DIRECTIONS ::
Emit the entire listing verbatim.

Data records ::
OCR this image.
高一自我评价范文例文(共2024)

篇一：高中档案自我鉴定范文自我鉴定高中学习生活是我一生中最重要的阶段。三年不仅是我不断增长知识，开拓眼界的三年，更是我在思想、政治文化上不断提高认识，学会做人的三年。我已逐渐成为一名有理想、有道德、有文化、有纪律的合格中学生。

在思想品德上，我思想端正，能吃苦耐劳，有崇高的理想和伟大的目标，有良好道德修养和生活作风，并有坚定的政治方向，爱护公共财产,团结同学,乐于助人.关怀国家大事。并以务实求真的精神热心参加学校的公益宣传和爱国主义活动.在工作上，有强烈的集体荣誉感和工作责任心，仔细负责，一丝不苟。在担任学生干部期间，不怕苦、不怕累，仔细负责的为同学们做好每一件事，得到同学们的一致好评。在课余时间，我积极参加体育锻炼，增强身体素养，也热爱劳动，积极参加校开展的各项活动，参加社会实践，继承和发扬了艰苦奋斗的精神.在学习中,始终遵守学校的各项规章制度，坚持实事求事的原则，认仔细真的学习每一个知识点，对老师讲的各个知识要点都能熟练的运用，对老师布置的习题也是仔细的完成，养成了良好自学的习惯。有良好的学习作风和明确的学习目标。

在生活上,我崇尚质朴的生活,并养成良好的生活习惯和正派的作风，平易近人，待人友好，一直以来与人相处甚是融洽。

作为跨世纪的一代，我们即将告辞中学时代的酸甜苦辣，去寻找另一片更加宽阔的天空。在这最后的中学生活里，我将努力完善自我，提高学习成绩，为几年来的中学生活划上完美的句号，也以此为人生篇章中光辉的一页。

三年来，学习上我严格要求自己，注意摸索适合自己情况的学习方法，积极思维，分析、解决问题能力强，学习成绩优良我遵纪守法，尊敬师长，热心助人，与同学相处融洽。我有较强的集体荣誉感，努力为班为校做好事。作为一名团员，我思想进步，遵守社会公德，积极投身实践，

RESULT OF THE TASK ::
OCR this image.
高一自我评价范文例文(共2024)

篇一：高中档案自我鉴定范文自我鉴定高中学习生活是我一生中最重要的阶段。三年不仅是我不断增长知识，开拓眼界的三年，更是我在思想、政治文化上不断提高认识，学会做人的三年。我已逐渐成为一名有理想、有道德、有文化、有纪律的合格中学生。

在思想品德上，我思想端正，能吃苦耐劳，有崇高的理想和伟大的目标，有良好道德修养和生活作风，并有坚定的政治方向，爱护公共财产,团结同学,乐于助人.关怀国家大事。并以务实求真的精神热心参加学校的公益宣传和爱国主义活动.在工作上，有强烈的集体荣誉感和工作责任心，仔细负责，一丝不苟。在担任学生干部期间，不怕苦、不怕累，仔细负责的为同学们做好每一件事，得到同学们的一致好评。在课余时间，我积极参加体育锻炼，增强身体素养，也热爱劳动，积极参加校开展的各项活动，参加社会实践，继承和发扬了艰苦奋斗的精神.在学习中,始终遵守学校的各项规章制度，坚持实事求事的原则，认仔细真的学习每一个知识点，对老师讲的各个知识要点都能熟练的运用，对老师布置的习题也是仔细的完成，养成了良好自学的习惯。有良好的学习作风和明确的学习目标。

在生活上,我崇尚质朴的生活,并养成良好的生活习惯和正派的作风，平易近人，待人友好，一直以来与人相处甚是融洽。

作为跨世纪的一代，我们即将告辞中学时代的酸甜苦辣，去寻找另一片更加宽阔的天空。在这最后的中学生活里，我将努力完善自我，提高学习成绩，为几年来的中学生活划上完美的句号，也以此为人生篇章中光辉的一页。

三年来，学习上我严格要求自己，注意摸索适合自己情况的学习方法，积极思维，分析、解决问题能力强，学习成绩优良我遵纪守法，尊敬师长，热心助人，与同学相处融洽。我有较强的集体荣誉感，努力为班为校做好事。作为一名团员，我思想进步，遵守社会公德，积极投身实践，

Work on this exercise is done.